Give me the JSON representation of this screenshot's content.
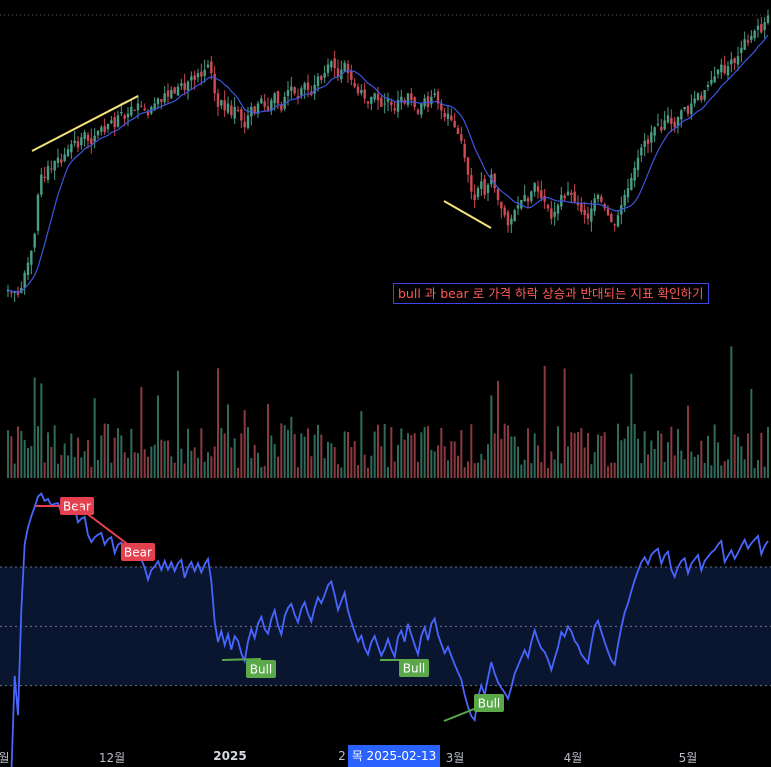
{
  "note": "bull 과 bear 로 가격 하락 상승과 반대되는 지표 확인하기",
  "x_axis": {
    "labels": [
      {
        "text": "월",
        "bold": false
      },
      {
        "text": "12월",
        "bold": false
      },
      {
        "text": "2025",
        "bold": true
      },
      {
        "text": "2",
        "bold": false
      },
      {
        "text": "3월",
        "bold": false
      },
      {
        "text": "4월",
        "bold": false
      },
      {
        "text": "5월",
        "bold": false
      }
    ],
    "crosshair": "목 2025-02-13"
  },
  "colors": {
    "up": "#4a9e86",
    "down": "#d04a54",
    "ma": "#3b56e0",
    "osc": "#4866ff",
    "bear": "#e5404f",
    "bull": "#5aa84a",
    "divergence_price": "#f5e27a",
    "note_border": "#3f46e8",
    "note_text": "#ff5a5a"
  },
  "chart_data": {
    "type": "candlestick",
    "series": [
      {
        "name": "",
        "kind": "close",
        "values": [
          62,
          60,
          61,
          59,
          63,
          72,
          78,
          85,
          95,
          118,
          130,
          128,
          135,
          133,
          138,
          140,
          137,
          142,
          145,
          148,
          150,
          146,
          152,
          155,
          150,
          148,
          153,
          156,
          158,
          155,
          160,
          162,
          158,
          165,
          167,
          163,
          166,
          170,
          168,
          172,
          170,
          168,
          165,
          170,
          172,
          175,
          173,
          178,
          176,
          180,
          178,
          182,
          184,
          180,
          185,
          188,
          186,
          190,
          188,
          192,
          195,
          190,
          178,
          170,
          174,
          168,
          172,
          165,
          170,
          168,
          162,
          158,
          165,
          170,
          166,
          172,
          175,
          170,
          168,
          174,
          178,
          172,
          168,
          176,
          180,
          182,
          178,
          175,
          181,
          184,
          180,
          177,
          183,
          188,
          186,
          190,
          195,
          197,
          193,
          188,
          192,
          196,
          190,
          186,
          182,
          178,
          180,
          175,
          172,
          176,
          178,
          174,
          170,
          172,
          175,
          171,
          168,
          174,
          176,
          172,
          178,
          174,
          170,
          166,
          172,
          175,
          170,
          176,
          178,
          172,
          168,
          164,
          166,
          162,
          158,
          154,
          150,
          140,
          130,
          120,
          115,
          122,
          126,
          118,
          124,
          130,
          122,
          115,
          110,
          106,
          100,
          104,
          109,
          112,
          115,
          118,
          114,
          120,
          125,
          120,
          116,
          114,
          110,
          104,
          108,
          112,
          118,
          116,
          120,
          118,
          114,
          112,
          108,
          106,
          104,
          110,
          116,
          118,
          114,
          110,
          106,
          102,
          100,
          106,
          112,
          118,
          122,
          128,
          134,
          140,
          146,
          150,
          148,
          155,
          158,
          160,
          156,
          162,
          165,
          160,
          158,
          164,
          168,
          170,
          166,
          172,
          175,
          178,
          174,
          180,
          183,
          186,
          188,
          192,
          195,
          190,
          194,
          198,
          196,
          200,
          205,
          210,
          208,
          212,
          215,
          218,
          214,
          220,
          224
        ]
      },
      {
        "name": "",
        "kind": "ma",
        "values": []
      }
    ],
    "volume": [],
    "indicator": {
      "name": "",
      "values": [],
      "levels": [
        70,
        50,
        30
      ],
      "range": [
        10,
        100
      ]
    },
    "divergences": [
      {
        "label": "Bear",
        "panel": "indicator"
      },
      {
        "label": "Bear",
        "panel": "indicator"
      },
      {
        "label": "Bull",
        "panel": "indicator"
      },
      {
        "label": "Bull",
        "panel": "indicator"
      },
      {
        "label": "Bull",
        "panel": "indicator"
      }
    ]
  }
}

####

GIVEN REQUEST: Extract the full listing exactly, with the pictures left out.

SOLUTION FOR THIS TASK:
Give me the JSON representation of this screenshot's content.
{
  "note": "bull 과 bear 로 가격 하락 상승과 반대되는 지표 확인하기",
  "x_axis": {
    "labels": [
      {
        "text": "월",
        "bold": false
      },
      {
        "text": "12월",
        "bold": false
      },
      {
        "text": "2025",
        "bold": true
      },
      {
        "text": "2",
        "bold": false
      },
      {
        "text": "3월",
        "bold": false
      },
      {
        "text": "4월",
        "bold": false
      },
      {
        "text": "5월",
        "bold": false
      }
    ],
    "crosshair": "목 2025-02-13"
  },
  "colors": {
    "up": "#4a9e86",
    "down": "#d04a54",
    "ma": "#3b56e0",
    "osc": "#4866ff",
    "bear": "#e5404f",
    "bull": "#5aa84a",
    "divergence_price": "#f5e27a",
    "note_border": "#3f46e8",
    "note_text": "#ff5a5a"
  },
  "chart_data": {
    "type": "candlestick",
    "series": [
      {
        "name": "",
        "kind": "close",
        "values": [
          62,
          60,
          61,
          59,
          63,
          72,
          78,
          85,
          95,
          118,
          130,
          128,
          135,
          133,
          138,
          140,
          137,
          142,
          145,
          148,
          150,
          146,
          152,
          155,
          150,
          148,
          153,
          156,
          158,
          155,
          160,
          162,
          158,
          165,
          167,
          163,
          166,
          170,
          168,
          172,
          170,
          168,
          165,
          170,
          172,
          175,
          173,
          178,
          176,
          180,
          178,
          182,
          184,
          180,
          185,
          188,
          186,
          190,
          188,
          192,
          195,
          190,
          178,
          170,
          174,
          168,
          172,
          165,
          170,
          168,
          162,
          158,
          165,
          170,
          166,
          172,
          175,
          170,
          168,
          174,
          178,
          172,
          168,
          176,
          180,
          182,
          178,
          175,
          181,
          184,
          180,
          177,
          183,
          188,
          186,
          190,
          195,
          197,
          193,
          188,
          192,
          196,
          190,
          186,
          182,
          178,
          180,
          175,
          172,
          176,
          178,
          174,
          170,
          172,
          175,
          171,
          168,
          174,
          176,
          172,
          178,
          174,
          170,
          166,
          172,
          175,
          170,
          176,
          178,
          172,
          168,
          164,
          166,
          162,
          158,
          154,
          150,
          140,
          130,
          120,
          115,
          122,
          126,
          118,
          124,
          130,
          122,
          115,
          110,
          106,
          100,
          104,
          109,
          112,
          115,
          118,
          114,
          120,
          125,
          120,
          116,
          114,
          110,
          104,
          108,
          112,
          118,
          116,
          120,
          118,
          114,
          112,
          108,
          106,
          104,
          110,
          116,
          118,
          114,
          110,
          106,
          102,
          100,
          106,
          112,
          118,
          122,
          128,
          134,
          140,
          146,
          150,
          148,
          155,
          158,
          160,
          156,
          162,
          165,
          160,
          158,
          164,
          168,
          170,
          166,
          172,
          175,
          178,
          174,
          180,
          183,
          186,
          188,
          192,
          195,
          190,
          194,
          198,
          196,
          200,
          205,
          210,
          208,
          212,
          215,
          218,
          214,
          220,
          224
        ]
      },
      {
        "name": "",
        "kind": "ma",
        "values": []
      }
    ],
    "volume": [],
    "indicator": {
      "name": "",
      "values": [],
      "levels": [
        70,
        50,
        30
      ],
      "range": [
        10,
        100
      ]
    },
    "divergences": [
      {
        "label": "Bear",
        "panel": "indicator"
      },
      {
        "label": "Bear",
        "panel": "indicator"
      },
      {
        "label": "Bull",
        "panel": "indicator"
      },
      {
        "label": "Bull",
        "panel": "indicator"
      },
      {
        "label": "Bull",
        "panel": "indicator"
      }
    ]
  }
}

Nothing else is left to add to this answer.